- _SHORT PROBLEM_: Give an exact transcription of every line, dropping the images.

====== MATERIAL ======

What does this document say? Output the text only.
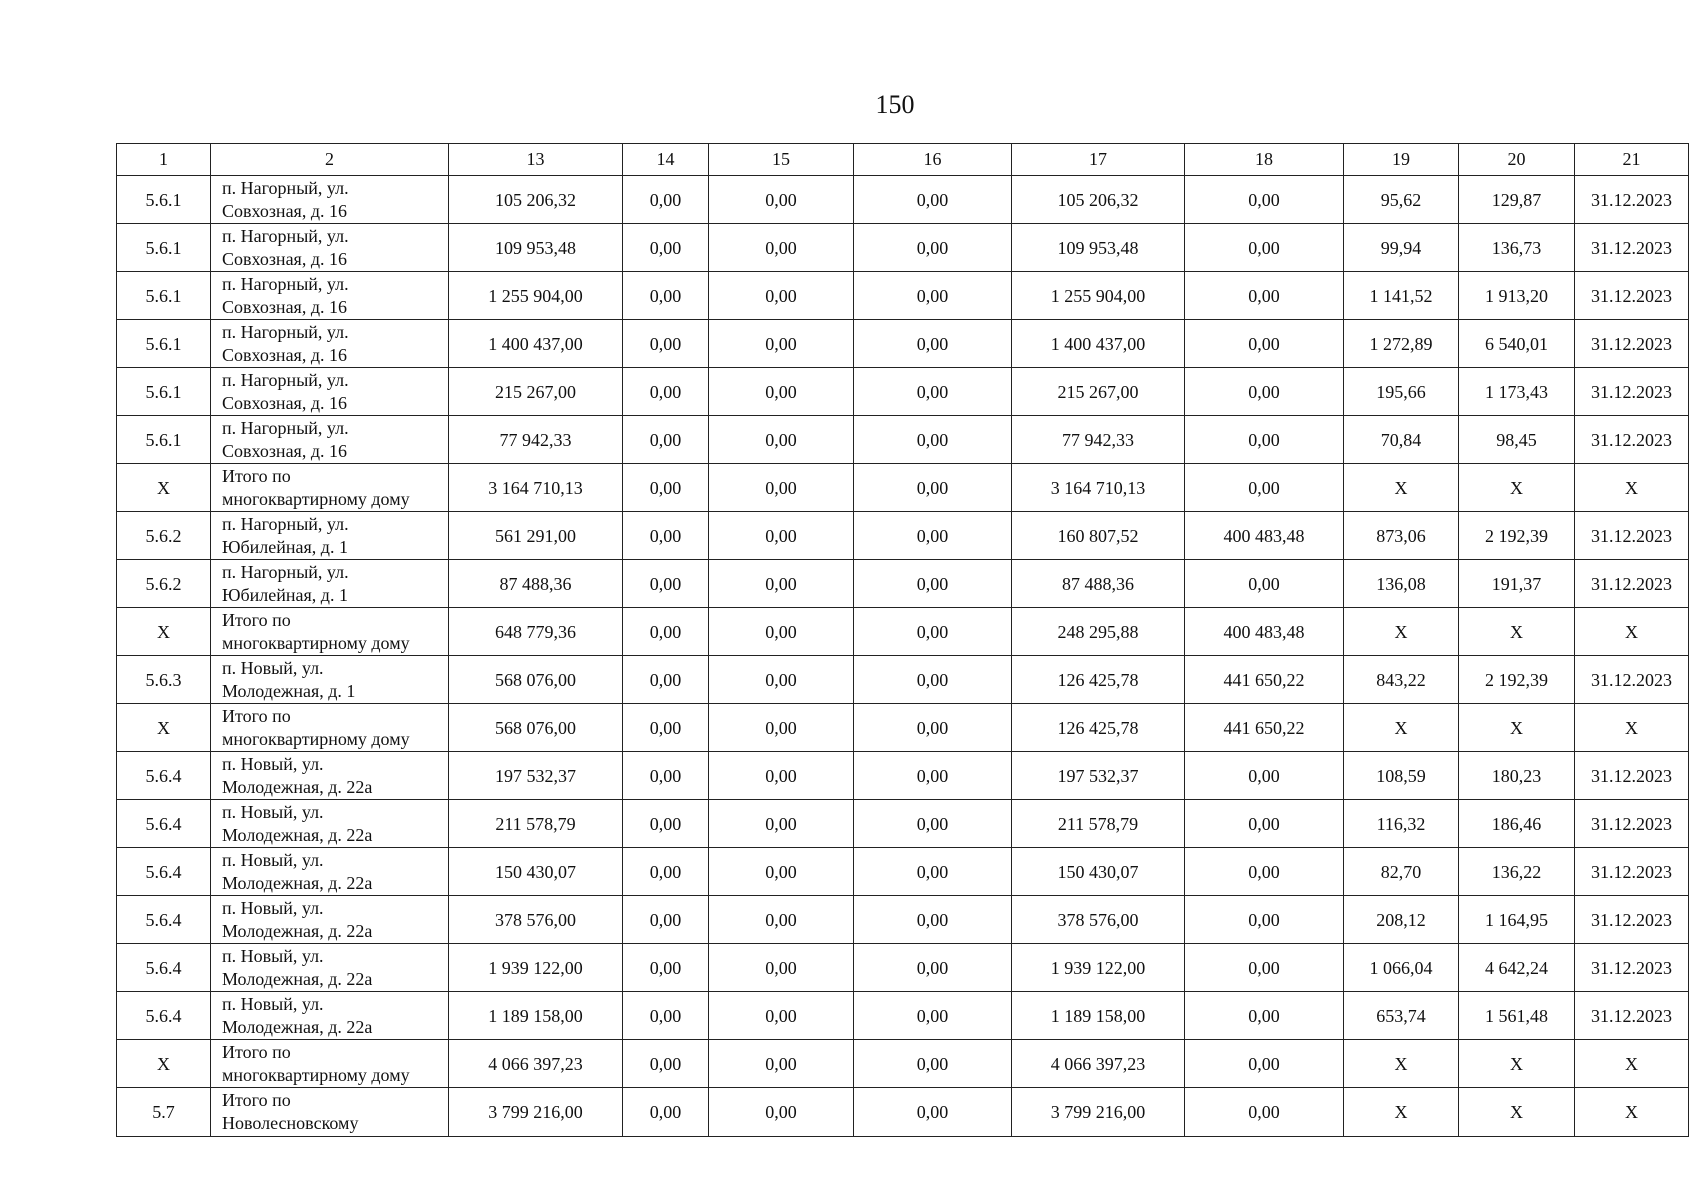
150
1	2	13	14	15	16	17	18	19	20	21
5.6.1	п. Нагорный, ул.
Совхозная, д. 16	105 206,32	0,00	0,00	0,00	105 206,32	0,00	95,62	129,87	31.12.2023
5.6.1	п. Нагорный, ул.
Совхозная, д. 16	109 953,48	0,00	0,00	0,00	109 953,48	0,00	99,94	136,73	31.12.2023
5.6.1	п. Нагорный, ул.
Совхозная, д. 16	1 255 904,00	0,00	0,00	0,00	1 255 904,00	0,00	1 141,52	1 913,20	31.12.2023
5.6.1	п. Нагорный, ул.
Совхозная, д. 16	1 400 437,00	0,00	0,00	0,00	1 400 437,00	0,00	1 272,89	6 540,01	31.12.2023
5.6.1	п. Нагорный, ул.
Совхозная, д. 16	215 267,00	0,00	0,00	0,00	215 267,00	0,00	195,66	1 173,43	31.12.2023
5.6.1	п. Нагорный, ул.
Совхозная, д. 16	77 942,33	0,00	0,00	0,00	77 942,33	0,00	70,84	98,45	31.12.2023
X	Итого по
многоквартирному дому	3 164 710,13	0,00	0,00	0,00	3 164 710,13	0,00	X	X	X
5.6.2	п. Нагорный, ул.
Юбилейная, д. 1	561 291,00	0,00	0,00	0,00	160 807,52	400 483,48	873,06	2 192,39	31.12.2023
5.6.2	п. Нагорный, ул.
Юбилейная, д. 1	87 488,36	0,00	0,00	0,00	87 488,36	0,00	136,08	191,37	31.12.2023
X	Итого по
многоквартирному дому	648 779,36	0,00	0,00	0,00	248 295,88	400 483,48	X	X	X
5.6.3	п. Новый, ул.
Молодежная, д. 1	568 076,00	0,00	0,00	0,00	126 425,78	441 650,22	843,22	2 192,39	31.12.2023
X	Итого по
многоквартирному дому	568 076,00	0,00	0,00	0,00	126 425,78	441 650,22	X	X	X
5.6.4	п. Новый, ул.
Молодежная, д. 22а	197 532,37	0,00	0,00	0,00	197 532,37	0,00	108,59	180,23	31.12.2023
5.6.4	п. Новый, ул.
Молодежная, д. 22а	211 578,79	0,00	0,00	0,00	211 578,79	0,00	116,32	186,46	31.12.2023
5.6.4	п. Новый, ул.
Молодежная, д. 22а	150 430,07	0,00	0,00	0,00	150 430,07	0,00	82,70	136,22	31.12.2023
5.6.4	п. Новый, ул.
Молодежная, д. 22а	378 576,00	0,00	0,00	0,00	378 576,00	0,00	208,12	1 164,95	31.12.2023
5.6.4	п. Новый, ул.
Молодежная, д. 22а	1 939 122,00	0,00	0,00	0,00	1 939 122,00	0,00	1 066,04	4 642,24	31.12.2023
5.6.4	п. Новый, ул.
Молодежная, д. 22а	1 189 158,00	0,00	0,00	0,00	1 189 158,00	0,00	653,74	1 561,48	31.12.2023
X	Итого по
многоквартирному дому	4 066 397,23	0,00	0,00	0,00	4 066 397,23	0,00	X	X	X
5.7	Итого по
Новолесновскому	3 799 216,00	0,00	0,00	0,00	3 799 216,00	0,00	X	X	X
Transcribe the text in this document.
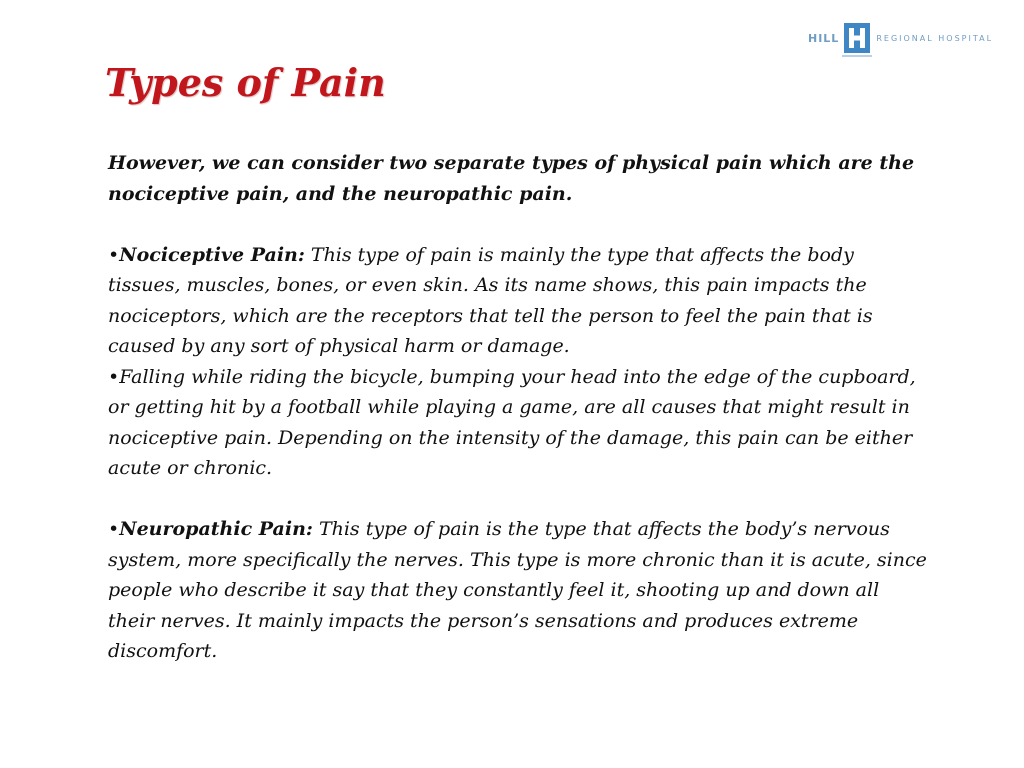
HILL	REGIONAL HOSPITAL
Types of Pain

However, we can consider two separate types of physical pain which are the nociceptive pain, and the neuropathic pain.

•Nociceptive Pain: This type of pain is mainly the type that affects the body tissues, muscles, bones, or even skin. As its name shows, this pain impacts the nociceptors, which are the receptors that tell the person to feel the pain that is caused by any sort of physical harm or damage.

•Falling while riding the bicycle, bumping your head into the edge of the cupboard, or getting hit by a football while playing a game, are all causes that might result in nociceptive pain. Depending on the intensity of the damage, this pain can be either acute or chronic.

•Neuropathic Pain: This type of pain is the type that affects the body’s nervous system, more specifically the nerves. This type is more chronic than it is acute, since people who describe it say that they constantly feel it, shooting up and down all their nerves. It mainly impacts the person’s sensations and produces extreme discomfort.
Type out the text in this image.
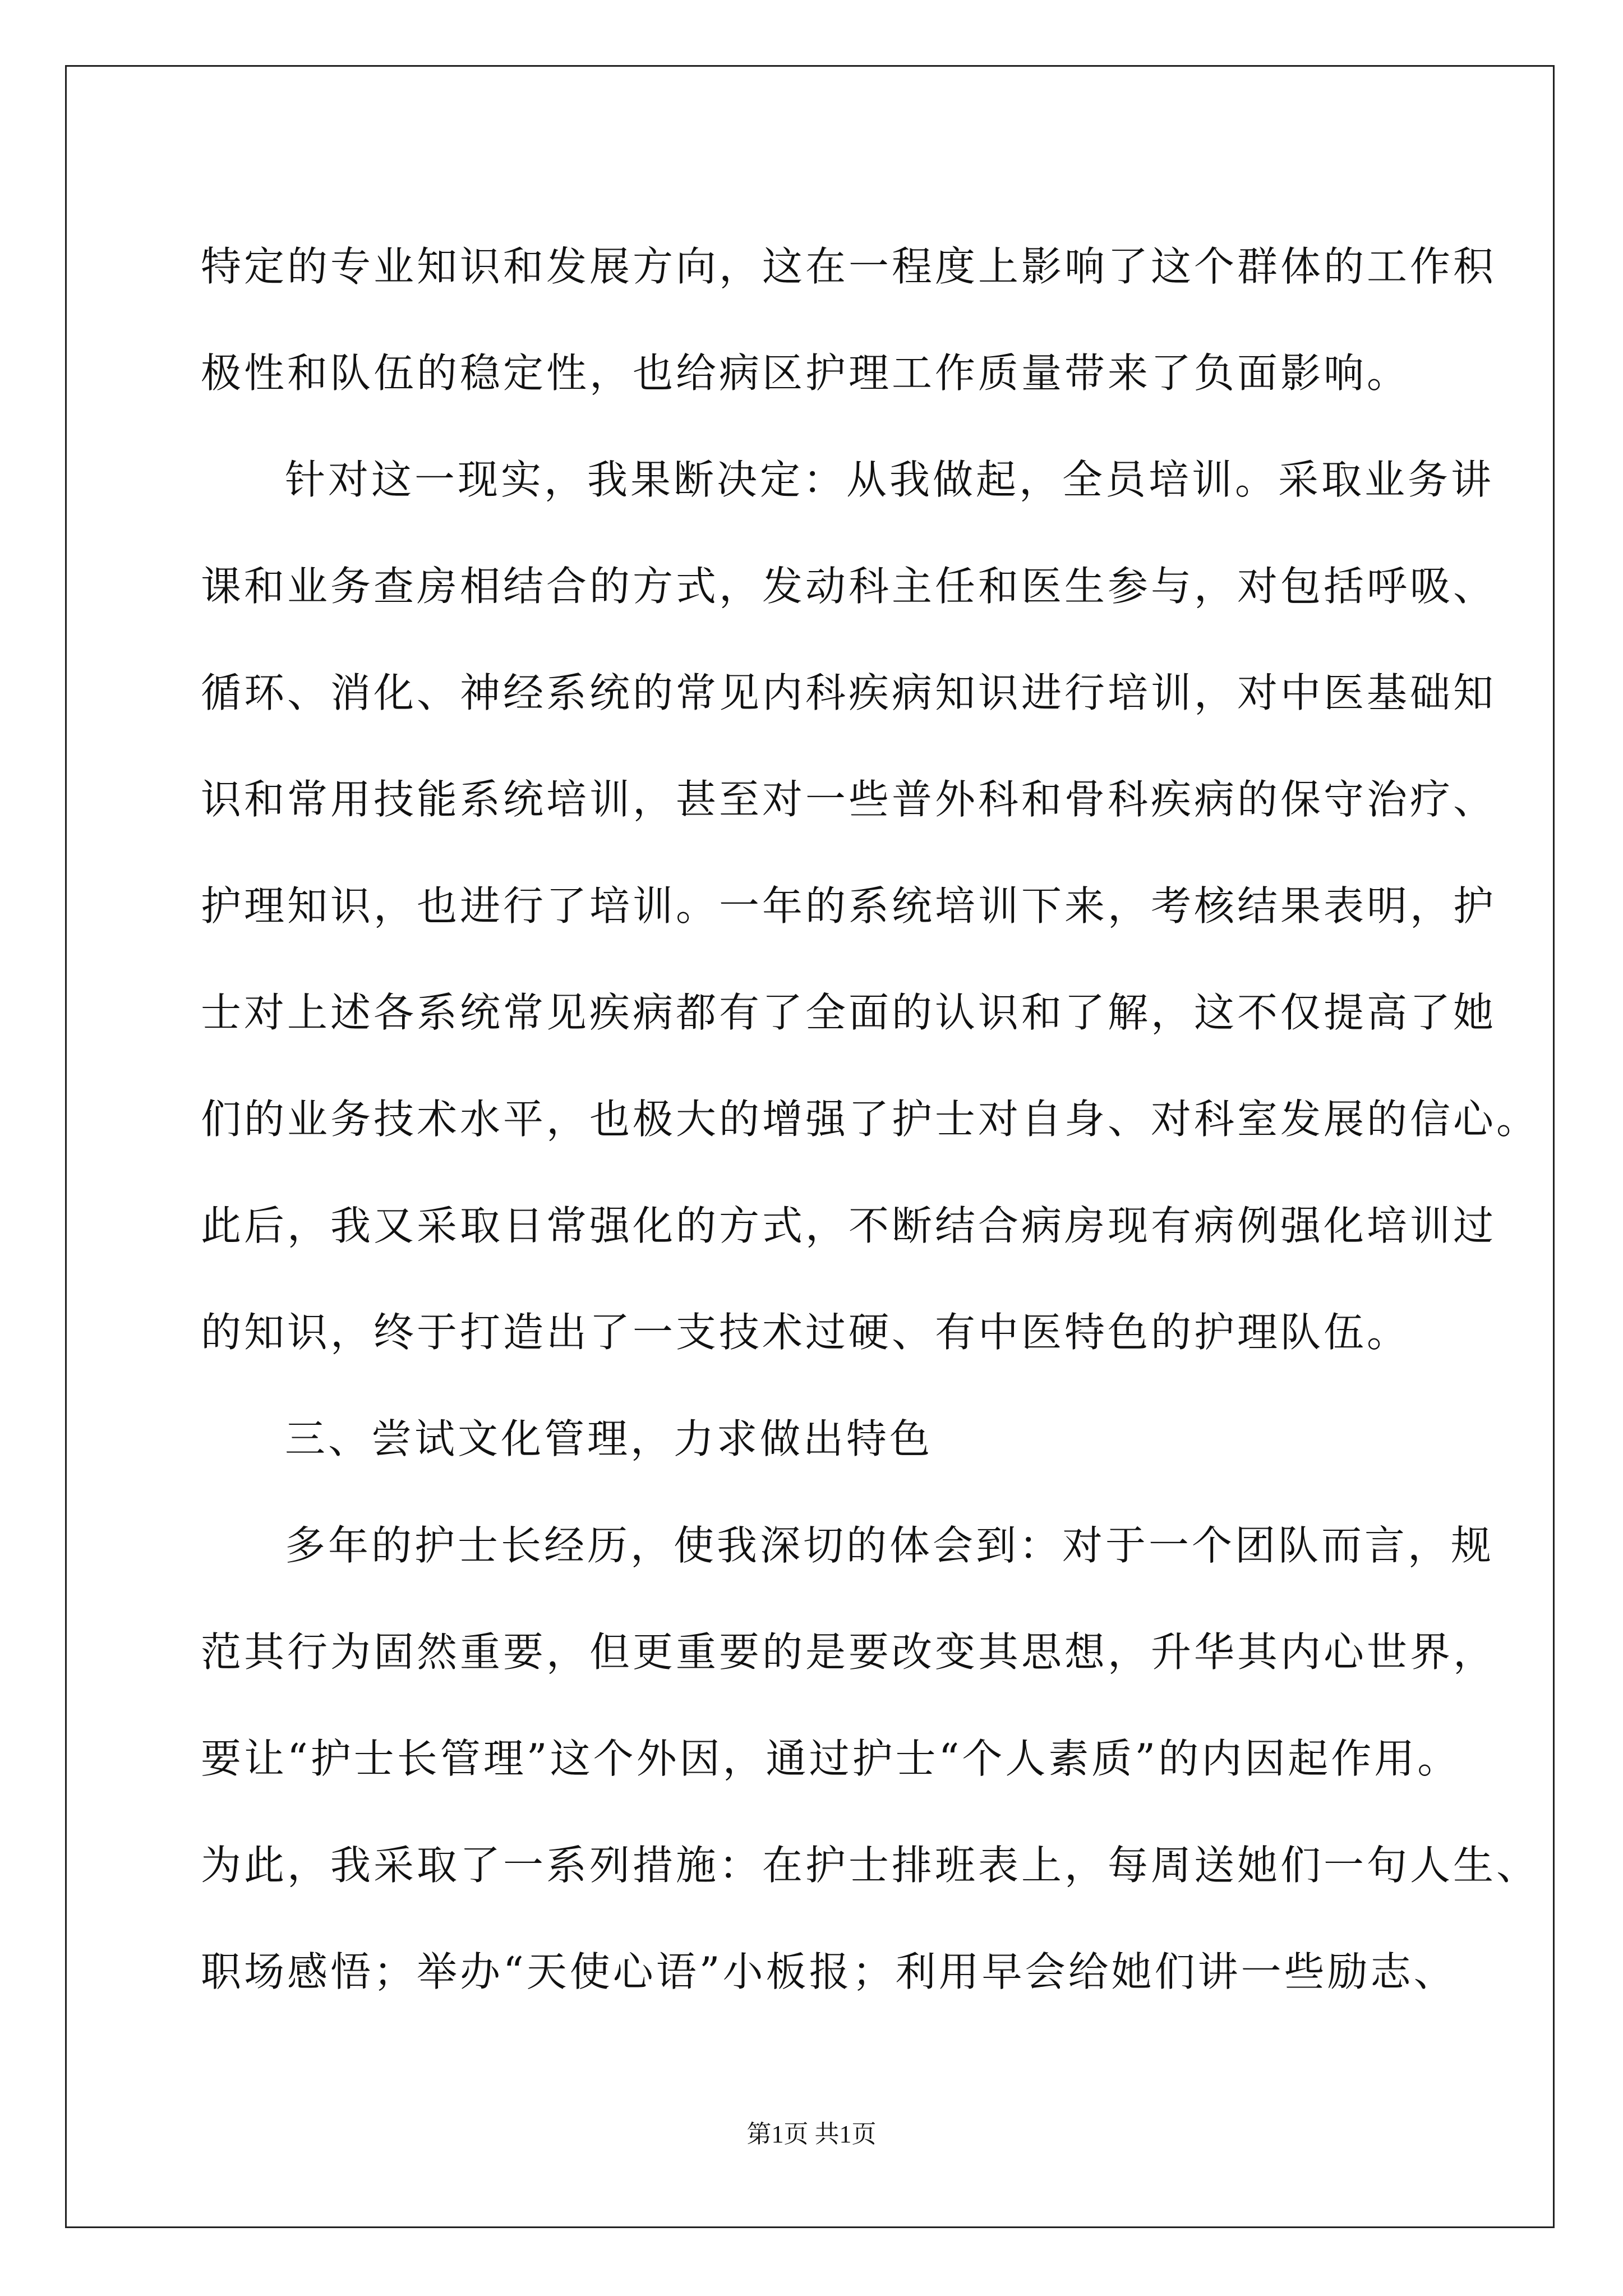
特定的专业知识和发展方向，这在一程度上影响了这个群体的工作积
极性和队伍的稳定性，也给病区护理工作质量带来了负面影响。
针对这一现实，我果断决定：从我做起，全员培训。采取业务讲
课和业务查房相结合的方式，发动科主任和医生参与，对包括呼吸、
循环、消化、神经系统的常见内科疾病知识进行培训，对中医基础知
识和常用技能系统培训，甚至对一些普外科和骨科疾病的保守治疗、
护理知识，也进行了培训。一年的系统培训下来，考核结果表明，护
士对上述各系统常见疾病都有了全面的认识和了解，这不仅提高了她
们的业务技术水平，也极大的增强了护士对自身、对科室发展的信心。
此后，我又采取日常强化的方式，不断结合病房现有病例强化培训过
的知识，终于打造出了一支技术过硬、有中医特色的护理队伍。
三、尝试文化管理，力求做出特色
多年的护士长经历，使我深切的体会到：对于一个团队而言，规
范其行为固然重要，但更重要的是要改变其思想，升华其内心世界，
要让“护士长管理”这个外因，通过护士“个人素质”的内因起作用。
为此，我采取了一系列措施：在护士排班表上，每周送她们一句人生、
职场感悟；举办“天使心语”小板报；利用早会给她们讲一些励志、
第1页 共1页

======

- _ANSWER FOR THE TASK_:
What does this document say? Output the text only.
150
1	2	13	14	15	16	17	18	19	20	21
5.6.1	п. Нагорный, ул.
Совхозная, д. 16	105 206,32	0,00	0,00	0,00	105 206,32	0,00	95,62	129,87	31.12.2023
5.6.1	п. Нагорный, ул.
Совхозная, д. 16	109 953,48	0,00	0,00	0,00	109 953,48	0,00	99,94	136,73	31.12.2023
5.6.1	п. Нагорный, ул.
Совхозная, д. 16	1 255 904,00	0,00	0,00	0,00	1 255 904,00	0,00	1 141,52	1 913,20	31.12.2023
5.6.1	п. Нагорный, ул.
Совхозная, д. 16	1 400 437,00	0,00	0,00	0,00	1 400 437,00	0,00	1 272,89	6 540,01	31.12.2023
5.6.1	п. Нагорный, ул.
Совхозная, д. 16	215 267,00	0,00	0,00	0,00	215 267,00	0,00	195,66	1 173,43	31.12.2023
5.6.1	п. Нагорный, ул.
Совхозная, д. 16	77 942,33	0,00	0,00	0,00	77 942,33	0,00	70,84	98,45	31.12.2023
X	Итого по
многоквартирному дому	3 164 710,13	0,00	0,00	0,00	3 164 710,13	0,00	X	X	X
5.6.2	п. Нагорный, ул.
Юбилейная, д. 1	561 291,00	0,00	0,00	0,00	160 807,52	400 483,48	873,06	2 192,39	31.12.2023
5.6.2	п. Нагорный, ул.
Юбилейная, д. 1	87 488,36	0,00	0,00	0,00	87 488,36	0,00	136,08	191,37	31.12.2023
X	Итого по
многоквартирному дому	648 779,36	0,00	0,00	0,00	248 295,88	400 483,48	X	X	X
5.6.3	п. Новый, ул.
Молодежная, д. 1	568 076,00	0,00	0,00	0,00	126 425,78	441 650,22	843,22	2 192,39	31.12.2023
X	Итого по
многоквартирному дому	568 076,00	0,00	0,00	0,00	126 425,78	441 650,22	X	X	X
5.6.4	п. Новый, ул.
Молодежная, д. 22а	197 532,37	0,00	0,00	0,00	197 532,37	0,00	108,59	180,23	31.12.2023
5.6.4	п. Новый, ул.
Молодежная, д. 22а	211 578,79	0,00	0,00	0,00	211 578,79	0,00	116,32	186,46	31.12.2023
5.6.4	п. Новый, ул.
Молодежная, д. 22а	150 430,07	0,00	0,00	0,00	150 430,07	0,00	82,70	136,22	31.12.2023
5.6.4	п. Новый, ул.
Молодежная, д. 22а	378 576,00	0,00	0,00	0,00	378 576,00	0,00	208,12	1 164,95	31.12.2023
5.6.4	п. Новый, ул.
Молодежная, д. 22а	1 939 122,00	0,00	0,00	0,00	1 939 122,00	0,00	1 066,04	4 642,24	31.12.2023
5.6.4	п. Новый, ул.
Молодежная, д. 22а	1 189 158,00	0,00	0,00	0,00	1 189 158,00	0,00	653,74	1 561,48	31.12.2023
X	Итого по
многоквартирному дому	4 066 397,23	0,00	0,00	0,00	4 066 397,23	0,00	X	X	X
5.7	Итого по
Новолесновскому	3 799 216,00	0,00	0,00	0,00	3 799 216,00	0,00	X	X	X
Transcribe the text in this document.
HILL	REGIONAL HOSPITAL
Types of Pain

However, we can consider two separate types of physical pain which are the nociceptive pain, and the neuropathic pain.

•Nociceptive Pain: This type of pain is mainly the type that affects the body tissues, muscles, bones, or even skin. As its name shows, this pain impacts the nociceptors, which are the receptors that tell the person to feel the pain that is caused by any sort of physical harm or damage.

•Falling while riding the bicycle, bumping your head into the edge of the cupboard, or getting hit by a football while playing a game, are all causes that might result in nociceptive pain. Depending on the intensity of the damage, this pain can be either acute or chronic.

•Neuropathic Pain: This type of pain is the type that affects the body’s nervous system, more specifically the nerves. This type is more chronic than it is acute, since people who describe it say that they constantly feel it, shooting up and down all their nerves. It mainly impacts the person’s sensations and produces extreme discomfort.
Type out the text in this image.
特定的专业知识和发展方向，这在一程度上影响了这个群体的工作积
极性和队伍的稳定性，也给病区护理工作质量带来了负面影响。
针对这一现实，我果断决定：从我做起，全员培训。采取业务讲
课和业务查房相结合的方式，发动科主任和医生参与，对包括呼吸、
循环、消化、神经系统的常见内科疾病知识进行培训，对中医基础知
识和常用技能系统培训，甚至对一些普外科和骨科疾病的保守治疗、
护理知识，也进行了培训。一年的系统培训下来，考核结果表明，护
士对上述各系统常见疾病都有了全面的认识和了解，这不仅提高了她
们的业务技术水平，也极大的增强了护士对自身、对科室发展的信心。
此后，我又采取日常强化的方式，不断结合病房现有病例强化培训过
的知识，终于打造出了一支技术过硬、有中医特色的护理队伍。
三、尝试文化管理，力求做出特色
多年的护士长经历，使我深切的体会到：对于一个团队而言，规
范其行为固然重要，但更重要的是要改变其思想，升华其内心世界，
要让“护士长管理”这个外因，通过护士“个人素质”的内因起作用。
为此，我采取了一系列措施：在护士排班表上，每周送她们一句人生、
职场感悟；举办“天使心语”小板报；利用早会给她们讲一些励志、
第1页 共1页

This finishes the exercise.